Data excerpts
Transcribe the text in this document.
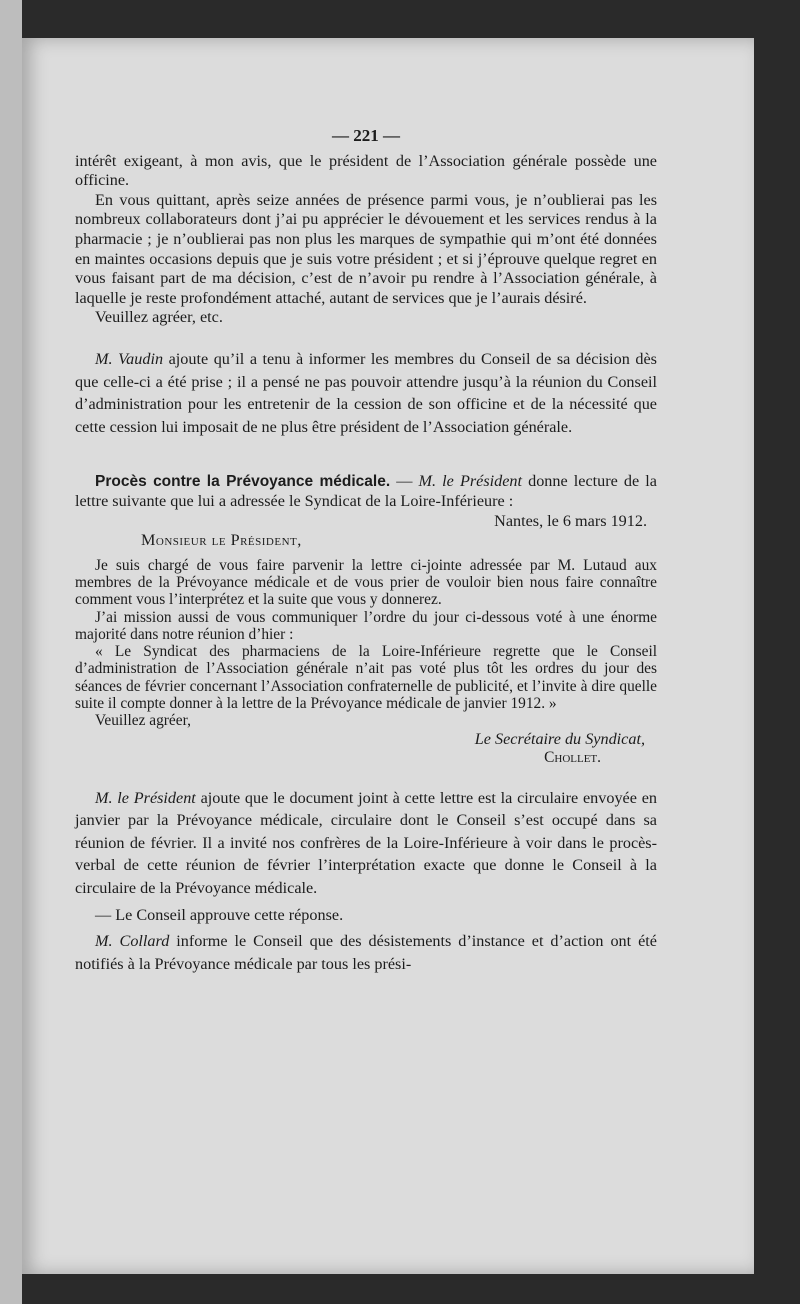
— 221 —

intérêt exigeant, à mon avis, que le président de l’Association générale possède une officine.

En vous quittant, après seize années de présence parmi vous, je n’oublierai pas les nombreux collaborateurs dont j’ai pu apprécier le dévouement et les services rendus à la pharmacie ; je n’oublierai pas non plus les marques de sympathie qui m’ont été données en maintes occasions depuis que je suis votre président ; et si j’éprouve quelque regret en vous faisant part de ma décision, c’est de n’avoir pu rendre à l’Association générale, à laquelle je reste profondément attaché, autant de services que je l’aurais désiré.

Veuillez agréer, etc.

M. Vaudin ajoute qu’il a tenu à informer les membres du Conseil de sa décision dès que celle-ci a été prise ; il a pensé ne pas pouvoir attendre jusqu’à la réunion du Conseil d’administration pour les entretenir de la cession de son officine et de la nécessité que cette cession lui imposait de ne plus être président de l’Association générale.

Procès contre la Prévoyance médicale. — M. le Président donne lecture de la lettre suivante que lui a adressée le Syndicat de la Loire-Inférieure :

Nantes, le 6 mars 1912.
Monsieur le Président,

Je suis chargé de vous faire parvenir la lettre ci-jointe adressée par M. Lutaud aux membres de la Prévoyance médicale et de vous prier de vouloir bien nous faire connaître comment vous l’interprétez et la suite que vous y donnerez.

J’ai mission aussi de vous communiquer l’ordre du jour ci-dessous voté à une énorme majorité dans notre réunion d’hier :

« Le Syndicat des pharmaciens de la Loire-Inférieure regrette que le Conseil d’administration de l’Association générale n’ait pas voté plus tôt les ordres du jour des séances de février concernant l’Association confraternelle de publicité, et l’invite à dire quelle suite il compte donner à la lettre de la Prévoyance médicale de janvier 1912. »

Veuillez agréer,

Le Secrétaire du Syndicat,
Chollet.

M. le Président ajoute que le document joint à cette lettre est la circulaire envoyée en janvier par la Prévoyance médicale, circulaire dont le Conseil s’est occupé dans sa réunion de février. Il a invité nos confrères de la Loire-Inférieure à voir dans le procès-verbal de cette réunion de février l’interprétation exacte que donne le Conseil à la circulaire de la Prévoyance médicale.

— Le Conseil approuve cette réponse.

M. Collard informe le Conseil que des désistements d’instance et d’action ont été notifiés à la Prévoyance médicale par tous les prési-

§ **JOB**
Count how many lines in the data above hold the string "agréer", and give the number with no other words.

§ **COMPLETED TASK**
2